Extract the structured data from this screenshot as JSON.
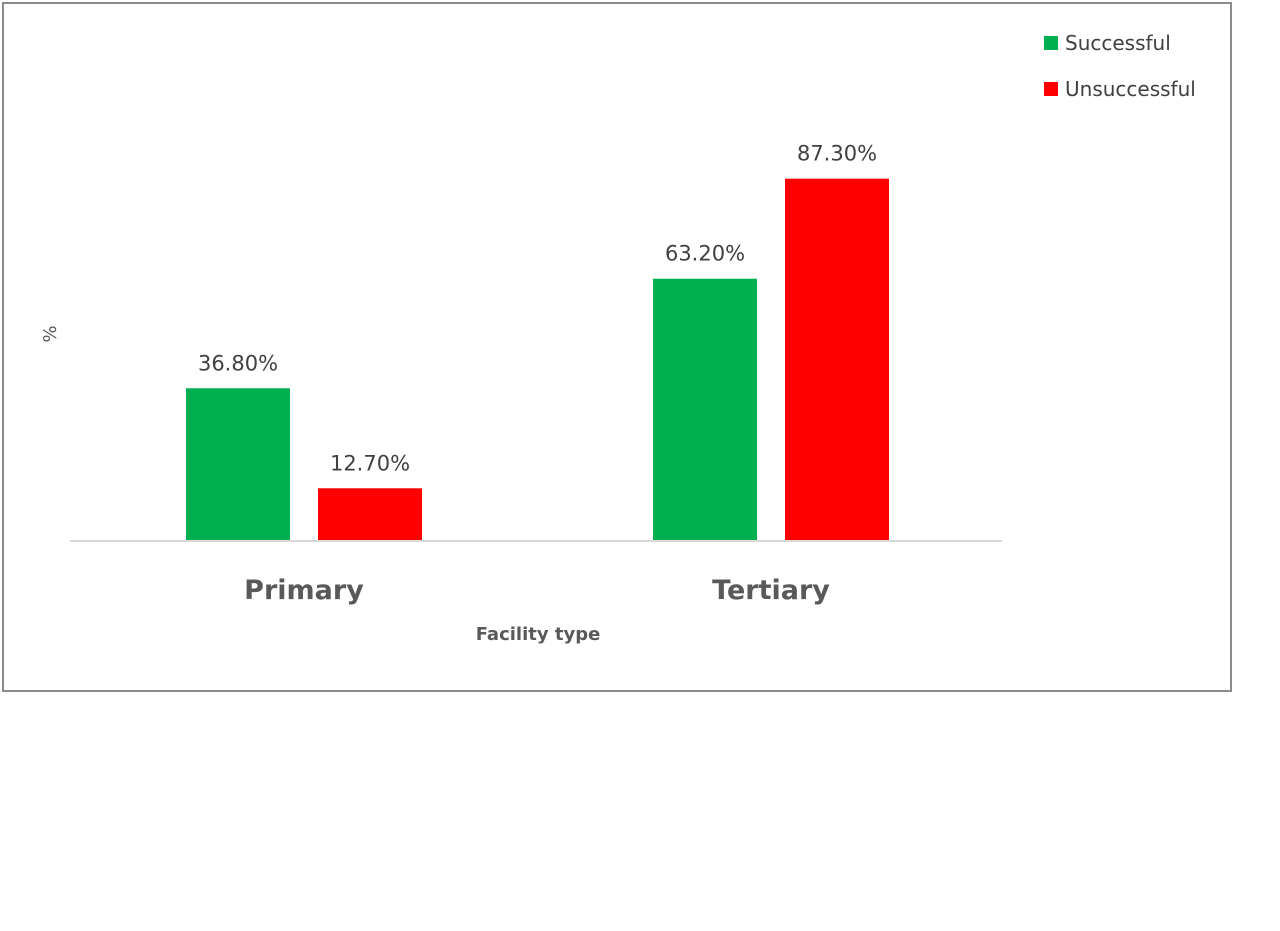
{
  "chart_data": {
    "type": "bar",
    "categories": [
      "Primary",
      "Tertiary"
    ],
    "series": [
      {
        "name": "Successful",
        "values": [
          36.8,
          63.2
        ],
        "labels": [
          "36.80%",
          "63.20%"
        ],
        "color": "#00B050"
      },
      {
        "name": "Unsuccessful",
        "values": [
          12.7,
          87.3
        ],
        "labels": [
          "12.70%",
          "87.30%"
        ],
        "color": "#FF0000"
      }
    ],
    "title": "",
    "xlabel": "Facility type",
    "ylabel": "%",
    "ylim": [
      0,
      100
    ],
    "grid": false,
    "legend_position": "top-right",
    "axis_line_color": "#d9d9d9",
    "frame_border_color": "#8c8c8c"
  }
}
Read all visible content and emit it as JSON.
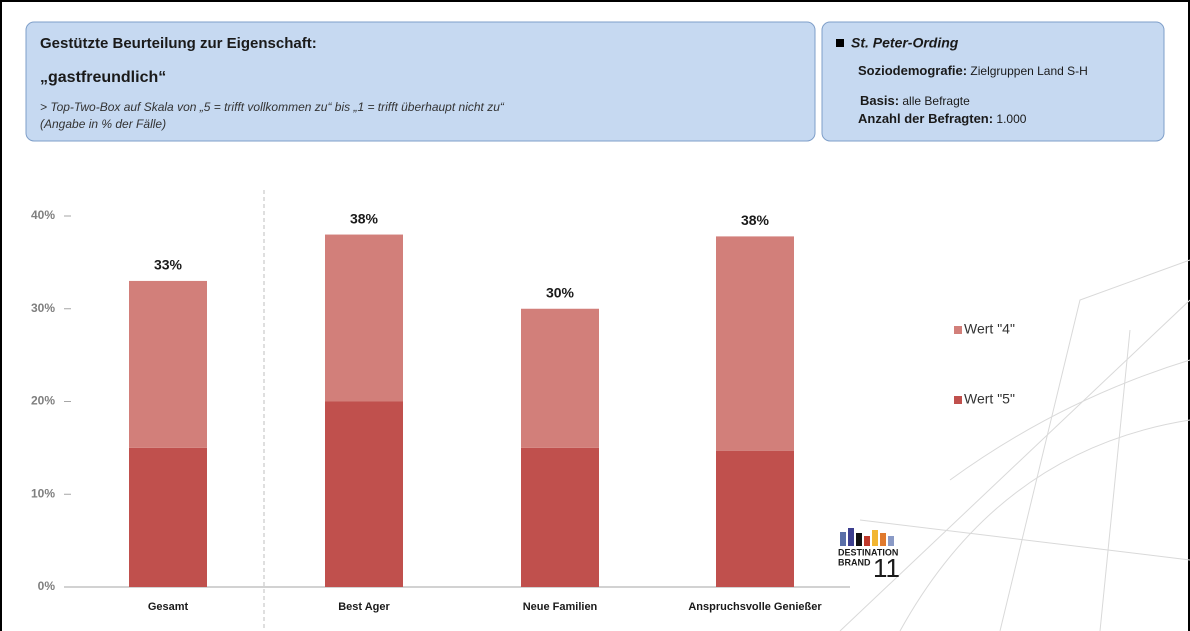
{
  "header": {
    "title": "Gestützte Beurteilung zur Eigenschaft:",
    "attribute": "„gastfreundlich“",
    "scale_note": "> Top-Two-Box auf Skala von „5 = trifft vollkommen zu“ bis „1 = trifft überhaupt nicht zu“",
    "unit_note": "(Angabe in % der Fälle)"
  },
  "info": {
    "place": "St. Peter-Ording",
    "items": [
      {
        "label": "Soziodemografie:",
        "value": "Zielgruppen Land S-H"
      },
      {
        "label": "Basis:",
        "value": "alle Befragte"
      },
      {
        "label": "Anzahl der Befragten:",
        "value": "1.000"
      }
    ]
  },
  "chart_data": {
    "type": "stacked_bar",
    "categories": [
      "Gesamt",
      "Best Ager",
      "Neue Familien",
      "Anspruchsvolle Genießer"
    ],
    "series": [
      {
        "name": "Wert \"5\"",
        "color": "#c0504d",
        "values": [
          15,
          20,
          15,
          14.7
        ]
      },
      {
        "name": "Wert \"4\"",
        "color": "#d27f7a",
        "values": [
          18,
          18,
          15,
          23.1
        ]
      }
    ],
    "total_labels": [
      "33%",
      "38%",
      "30%",
      "38%"
    ],
    "ylim": [
      0,
      40
    ],
    "yticks": [
      {
        "value": 0,
        "label": "0%"
      },
      {
        "value": 10,
        "label": "10%"
      },
      {
        "value": 20,
        "label": "20%"
      },
      {
        "value": 30,
        "label": "30%"
      },
      {
        "value": 40,
        "label": "40%"
      }
    ],
    "legend": "right"
  },
  "logo": {
    "line1": "DESTINATION",
    "line2": "BRAND",
    "number": "11"
  }
}
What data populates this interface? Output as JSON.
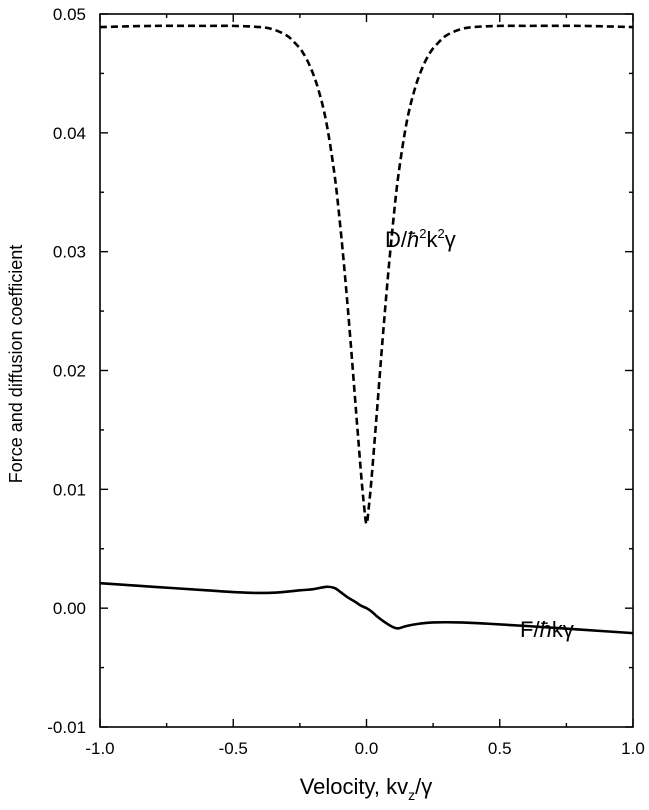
{
  "chart_data": {
    "type": "line",
    "xlabel_main": "Velocity, kv",
    "xlabel_sub": "z",
    "xlabel_tail": "/γ",
    "ylabel": "Force and diffusion coefficient",
    "xlim": [
      -1.0,
      1.0
    ],
    "ylim": [
      -0.01,
      0.05
    ],
    "x_ticks": [
      -1.0,
      -0.5,
      0.0,
      0.5,
      1.0
    ],
    "x_tick_labels": [
      "-1.0",
      "-0.5",
      "0.0",
      "0.5",
      "1.0"
    ],
    "y_ticks": [
      -0.01,
      0.0,
      0.01,
      0.02,
      0.03,
      0.04,
      0.05
    ],
    "y_tick_labels": [
      "-0.01",
      "0.00",
      "0.01",
      "0.02",
      "0.03",
      "0.04",
      "0.05"
    ],
    "grid": false,
    "series": [
      {
        "name": "D/ħ²k²γ",
        "label_parts": [
          "D/",
          "ħ",
          "2",
          "k",
          "2",
          "γ"
        ],
        "style": "dashed",
        "color": "#000000",
        "x": [
          -1.0,
          -0.8,
          -0.6,
          -0.5,
          -0.4,
          -0.35,
          -0.3,
          -0.27,
          -0.24,
          -0.21,
          -0.18,
          -0.15,
          -0.12,
          -0.1,
          -0.08,
          -0.06,
          -0.04,
          -0.02,
          -0.01,
          0.0,
          0.01,
          0.02,
          0.04,
          0.06,
          0.08,
          0.1,
          0.12,
          0.15,
          0.18,
          0.21,
          0.24,
          0.27,
          0.3,
          0.35,
          0.4,
          0.5,
          0.6,
          0.8,
          1.0
        ],
        "y": [
          0.0489,
          0.049,
          0.049,
          0.049,
          0.0489,
          0.0487,
          0.0482,
          0.0476,
          0.0468,
          0.0455,
          0.0436,
          0.0408,
          0.0365,
          0.0325,
          0.0278,
          0.0225,
          0.0168,
          0.0112,
          0.0088,
          0.0071,
          0.0088,
          0.0112,
          0.0168,
          0.0225,
          0.0278,
          0.0325,
          0.0365,
          0.0408,
          0.0436,
          0.0455,
          0.0468,
          0.0476,
          0.0482,
          0.0487,
          0.0489,
          0.049,
          0.049,
          0.049,
          0.0489
        ]
      },
      {
        "name": "F/ħkγ",
        "label_parts": [
          "F/",
          "ħ",
          "kγ"
        ],
        "style": "solid",
        "color": "#000000",
        "x": [
          -1.0,
          -0.8,
          -0.6,
          -0.45,
          -0.35,
          -0.25,
          -0.2,
          -0.15,
          -0.12,
          -0.1,
          -0.07,
          -0.04,
          -0.02,
          0.0,
          0.02,
          0.04,
          0.07,
          0.1,
          0.12,
          0.15,
          0.2,
          0.25,
          0.35,
          0.45,
          0.6,
          0.8,
          1.0
        ],
        "y": [
          0.0021,
          0.0018,
          0.0015,
          0.0013,
          0.0013,
          0.0015,
          0.0016,
          0.0018,
          0.0017,
          0.0014,
          0.0009,
          0.0005,
          0.0002,
          0.0,
          -0.0003,
          -0.0007,
          -0.0012,
          -0.0016,
          -0.0017,
          -0.0015,
          -0.0013,
          -0.0012,
          -0.0012,
          -0.0013,
          -0.0015,
          -0.0018,
          -0.0021
        ]
      }
    ]
  }
}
____________
▶ _DIRECTION_
Omit the pictures, and quote the material above exactly as given.

▶ _ANSWER TO THIS TASK_
Extract the structured data from this screenshot as JSON.
{
  "chart_data": {
    "type": "bar",
    "categories": [
      "Primary",
      "Tertiary"
    ],
    "series": [
      {
        "name": "Successful",
        "values": [
          36.8,
          63.2
        ],
        "labels": [
          "36.80%",
          "63.20%"
        ],
        "color": "#00B050"
      },
      {
        "name": "Unsuccessful",
        "values": [
          12.7,
          87.3
        ],
        "labels": [
          "12.70%",
          "87.30%"
        ],
        "color": "#FF0000"
      }
    ],
    "title": "",
    "xlabel": "Facility type",
    "ylabel": "%",
    "ylim": [
      0,
      100
    ],
    "grid": false,
    "legend_position": "top-right",
    "axis_line_color": "#d9d9d9",
    "frame_border_color": "#8c8c8c"
  }
}
Read all visible content and emit it as JSON.
{
  "header": {
    "title": "Gestützte Beurteilung zur Eigenschaft:",
    "attribute": "„gastfreundlich“",
    "scale_note": "> Top-Two-Box auf Skala von „5 = trifft vollkommen zu“ bis „1 = trifft überhaupt nicht zu“",
    "unit_note": "(Angabe in % der Fälle)"
  },
  "info": {
    "place": "St. Peter-Ording",
    "items": [
      {
        "label": "Soziodemografie:",
        "value": "Zielgruppen Land S-H"
      },
      {
        "label": "Basis:",
        "value": "alle Befragte"
      },
      {
        "label": "Anzahl der Befragten:",
        "value": "1.000"
      }
    ]
  },
  "chart_data": {
    "type": "stacked_bar",
    "categories": [
      "Gesamt",
      "Best Ager",
      "Neue Familien",
      "Anspruchsvolle Genießer"
    ],
    "series": [
      {
        "name": "Wert \"5\"",
        "color": "#c0504d",
        "values": [
          15,
          20,
          15,
          14.7
        ]
      },
      {
        "name": "Wert \"4\"",
        "color": "#d27f7a",
        "values": [
          18,
          18,
          15,
          23.1
        ]
      }
    ],
    "total_labels": [
      "33%",
      "38%",
      "30%",
      "38%"
    ],
    "ylim": [
      0,
      40
    ],
    "yticks": [
      {
        "value": 0,
        "label": "0%"
      },
      {
        "value": 10,
        "label": "10%"
      },
      {
        "value": 20,
        "label": "20%"
      },
      {
        "value": 30,
        "label": "30%"
      },
      {
        "value": 40,
        "label": "40%"
      }
    ],
    "legend": "right"
  },
  "logo": {
    "line1": "DESTINATION",
    "line2": "BRAND",
    "number": "11"
  }
}
What data populates this interface? Output as JSON.
{
  "chart_data": {
    "type": "line",
    "xlabel_main": "Velocity, kv",
    "xlabel_sub": "z",
    "xlabel_tail": "/γ",
    "ylabel": "Force and diffusion coefficient",
    "xlim": [
      -1.0,
      1.0
    ],
    "ylim": [
      -0.01,
      0.05
    ],
    "x_ticks": [
      -1.0,
      -0.5,
      0.0,
      0.5,
      1.0
    ],
    "x_tick_labels": [
      "-1.0",
      "-0.5",
      "0.0",
      "0.5",
      "1.0"
    ],
    "y_ticks": [
      -0.01,
      0.0,
      0.01,
      0.02,
      0.03,
      0.04,
      0.05
    ],
    "y_tick_labels": [
      "-0.01",
      "0.00",
      "0.01",
      "0.02",
      "0.03",
      "0.04",
      "0.05"
    ],
    "grid": false,
    "series": [
      {
        "name": "D/ħ²k²γ",
        "label_parts": [
          "D/",
          "ħ",
          "2",
          "k",
          "2",
          "γ"
        ],
        "style": "dashed",
        "color": "#000000",
        "x": [
          -1.0,
          -0.8,
          -0.6,
          -0.5,
          -0.4,
          -0.35,
          -0.3,
          -0.27,
          -0.24,
          -0.21,
          -0.18,
          -0.15,
          -0.12,
          -0.1,
          -0.08,
          -0.06,
          -0.04,
          -0.02,
          -0.01,
          0.0,
          0.01,
          0.02,
          0.04,
          0.06,
          0.08,
          0.1,
          0.12,
          0.15,
          0.18,
          0.21,
          0.24,
          0.27,
          0.3,
          0.35,
          0.4,
          0.5,
          0.6,
          0.8,
          1.0
        ],
        "y": [
          0.0489,
          0.049,
          0.049,
          0.049,
          0.0489,
          0.0487,
          0.0482,
          0.0476,
          0.0468,
          0.0455,
          0.0436,
          0.0408,
          0.0365,
          0.0325,
          0.0278,
          0.0225,
          0.0168,
          0.0112,
          0.0088,
          0.0071,
          0.0088,
          0.0112,
          0.0168,
          0.0225,
          0.0278,
          0.0325,
          0.0365,
          0.0408,
          0.0436,
          0.0455,
          0.0468,
          0.0476,
          0.0482,
          0.0487,
          0.0489,
          0.049,
          0.049,
          0.049,
          0.0489
        ]
      },
      {
        "name": "F/ħkγ",
        "label_parts": [
          "F/",
          "ħ",
          "kγ"
        ],
        "style": "solid",
        "color": "#000000",
        "x": [
          -1.0,
          -0.8,
          -0.6,
          -0.45,
          -0.35,
          -0.25,
          -0.2,
          -0.15,
          -0.12,
          -0.1,
          -0.07,
          -0.04,
          -0.02,
          0.0,
          0.02,
          0.04,
          0.07,
          0.1,
          0.12,
          0.15,
          0.2,
          0.25,
          0.35,
          0.45,
          0.6,
          0.8,
          1.0
        ],
        "y": [
          0.0021,
          0.0018,
          0.0015,
          0.0013,
          0.0013,
          0.0015,
          0.0016,
          0.0018,
          0.0017,
          0.0014,
          0.0009,
          0.0005,
          0.0002,
          0.0,
          -0.0003,
          -0.0007,
          -0.0012,
          -0.0016,
          -0.0017,
          -0.0015,
          -0.0013,
          -0.0012,
          -0.0012,
          -0.0013,
          -0.0015,
          -0.0018,
          -0.0021
        ]
      }
    ]
  }
}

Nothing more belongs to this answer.